**Data excerpts**
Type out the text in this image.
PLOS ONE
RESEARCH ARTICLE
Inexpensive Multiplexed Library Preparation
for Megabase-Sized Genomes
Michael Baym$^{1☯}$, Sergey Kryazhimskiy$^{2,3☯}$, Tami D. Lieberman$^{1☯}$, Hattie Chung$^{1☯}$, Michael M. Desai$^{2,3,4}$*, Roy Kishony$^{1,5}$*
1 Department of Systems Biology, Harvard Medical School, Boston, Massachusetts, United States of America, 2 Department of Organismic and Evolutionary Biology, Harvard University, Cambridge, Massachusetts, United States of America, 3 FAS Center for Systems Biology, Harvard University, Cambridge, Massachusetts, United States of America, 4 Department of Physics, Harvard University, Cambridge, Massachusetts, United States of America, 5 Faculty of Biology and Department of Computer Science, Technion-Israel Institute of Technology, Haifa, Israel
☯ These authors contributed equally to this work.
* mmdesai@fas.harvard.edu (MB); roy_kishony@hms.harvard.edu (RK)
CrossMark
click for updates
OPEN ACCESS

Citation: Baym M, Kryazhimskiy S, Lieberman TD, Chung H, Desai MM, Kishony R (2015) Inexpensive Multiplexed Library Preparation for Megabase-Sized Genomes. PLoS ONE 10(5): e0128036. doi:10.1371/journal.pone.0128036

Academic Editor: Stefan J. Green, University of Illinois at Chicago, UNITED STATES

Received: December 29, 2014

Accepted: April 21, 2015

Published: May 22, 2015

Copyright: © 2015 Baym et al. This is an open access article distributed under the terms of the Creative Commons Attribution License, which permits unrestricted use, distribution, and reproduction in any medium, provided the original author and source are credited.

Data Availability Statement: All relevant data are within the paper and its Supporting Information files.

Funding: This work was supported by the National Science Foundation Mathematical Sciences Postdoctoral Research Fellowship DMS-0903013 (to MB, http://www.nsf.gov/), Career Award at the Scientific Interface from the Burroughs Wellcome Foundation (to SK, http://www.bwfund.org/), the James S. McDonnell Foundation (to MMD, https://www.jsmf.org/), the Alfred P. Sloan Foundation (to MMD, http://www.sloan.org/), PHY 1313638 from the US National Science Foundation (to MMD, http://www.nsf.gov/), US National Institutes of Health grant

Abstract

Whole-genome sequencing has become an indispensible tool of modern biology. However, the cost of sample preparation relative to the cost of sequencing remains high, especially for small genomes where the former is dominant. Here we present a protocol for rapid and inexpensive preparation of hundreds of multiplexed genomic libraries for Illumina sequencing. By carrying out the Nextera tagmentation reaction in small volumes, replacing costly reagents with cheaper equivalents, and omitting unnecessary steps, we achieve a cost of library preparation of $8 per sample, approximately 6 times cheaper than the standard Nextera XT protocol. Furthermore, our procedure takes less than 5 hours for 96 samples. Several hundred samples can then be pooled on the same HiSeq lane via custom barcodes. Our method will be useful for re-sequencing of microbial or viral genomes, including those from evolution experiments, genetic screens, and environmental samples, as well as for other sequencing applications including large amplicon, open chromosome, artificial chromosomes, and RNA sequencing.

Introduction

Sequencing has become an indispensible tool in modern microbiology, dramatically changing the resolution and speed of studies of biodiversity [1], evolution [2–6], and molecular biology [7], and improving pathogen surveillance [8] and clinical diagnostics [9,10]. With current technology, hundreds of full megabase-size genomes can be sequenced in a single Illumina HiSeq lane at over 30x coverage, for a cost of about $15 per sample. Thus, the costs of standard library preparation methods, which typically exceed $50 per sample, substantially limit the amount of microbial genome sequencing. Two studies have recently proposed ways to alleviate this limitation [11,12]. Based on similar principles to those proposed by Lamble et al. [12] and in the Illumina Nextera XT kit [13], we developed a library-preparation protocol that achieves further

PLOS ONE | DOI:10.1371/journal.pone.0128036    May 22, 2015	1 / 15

**WHAT THE EXERCISE ASKS**
Write out every line of the data again, exactly as it reads.

**ANSWER TO THE PROBLEM**
Type out the text in this image.
PLOS ONE
RESEARCH ARTICLE
Inexpensive Multiplexed Library Preparation
for Megabase-Sized Genomes
Michael Baym$^{1☯}$, Sergey Kryazhimskiy$^{2,3☯}$, Tami D. Lieberman$^{1☯}$, Hattie Chung$^{1☯}$, Michael M. Desai$^{2,3,4}$*, Roy Kishony$^{1,5}$*
1 Department of Systems Biology, Harvard Medical School, Boston, Massachusetts, United States of America, 2 Department of Organismic and Evolutionary Biology, Harvard University, Cambridge, Massachusetts, United States of America, 3 FAS Center for Systems Biology, Harvard University, Cambridge, Massachusetts, United States of America, 4 Department of Physics, Harvard University, Cambridge, Massachusetts, United States of America, 5 Faculty of Biology and Department of Computer Science, Technion-Israel Institute of Technology, Haifa, Israel
☯ These authors contributed equally to this work.
* mmdesai@fas.harvard.edu (MB); roy_kishony@hms.harvard.edu (RK)
CrossMark
click for updates
OPEN ACCESS

Citation: Baym M, Kryazhimskiy S, Lieberman TD, Chung H, Desai MM, Kishony R (2015) Inexpensive Multiplexed Library Preparation for Megabase-Sized Genomes. PLoS ONE 10(5): e0128036. doi:10.1371/journal.pone.0128036

Academic Editor: Stefan J. Green, University of Illinois at Chicago, UNITED STATES

Received: December 29, 2014

Accepted: April 21, 2015

Published: May 22, 2015

Copyright: © 2015 Baym et al. This is an open access article distributed under the terms of the Creative Commons Attribution License, which permits unrestricted use, distribution, and reproduction in any medium, provided the original author and source are credited.

Data Availability Statement: All relevant data are within the paper and its Supporting Information files.

Funding: This work was supported by the National Science Foundation Mathematical Sciences Postdoctoral Research Fellowship DMS-0903013 (to MB, http://www.nsf.gov/), Career Award at the Scientific Interface from the Burroughs Wellcome Foundation (to SK, http://www.bwfund.org/), the James S. McDonnell Foundation (to MMD, https://www.jsmf.org/), the Alfred P. Sloan Foundation (to MMD, http://www.sloan.org/), PHY 1313638 from the US National Science Foundation (to MMD, http://www.nsf.gov/), US National Institutes of Health grant

Abstract

Whole-genome sequencing has become an indispensible tool of modern biology. However, the cost of sample preparation relative to the cost of sequencing remains high, especially for small genomes where the former is dominant. Here we present a protocol for rapid and inexpensive preparation of hundreds of multiplexed genomic libraries for Illumina sequencing. By carrying out the Nextera tagmentation reaction in small volumes, replacing costly reagents with cheaper equivalents, and omitting unnecessary steps, we achieve a cost of library preparation of $8 per sample, approximately 6 times cheaper than the standard Nextera XT protocol. Furthermore, our procedure takes less than 5 hours for 96 samples. Several hundred samples can then be pooled on the same HiSeq lane via custom barcodes. Our method will be useful for re-sequencing of microbial or viral genomes, including those from evolution experiments, genetic screens, and environmental samples, as well as for other sequencing applications including large amplicon, open chromosome, artificial chromosomes, and RNA sequencing.

Introduction

Sequencing has become an indispensible tool in modern microbiology, dramatically changing the resolution and speed of studies of biodiversity [1], evolution [2–6], and molecular biology [7], and improving pathogen surveillance [8] and clinical diagnostics [9,10]. With current technology, hundreds of full megabase-size genomes can be sequenced in a single Illumina HiSeq lane at over 30x coverage, for a cost of about $15 per sample. Thus, the costs of standard library preparation methods, which typically exceed $50 per sample, substantially limit the amount of microbial genome sequencing. Two studies have recently proposed ways to alleviate this limitation [11,12]. Based on similar principles to those proposed by Lamble et al. [12] and in the Illumina Nextera XT kit [13], we developed a library-preparation protocol that achieves further

PLOS ONE | DOI:10.1371/journal.pone.0128036    May 22, 2015	1 / 15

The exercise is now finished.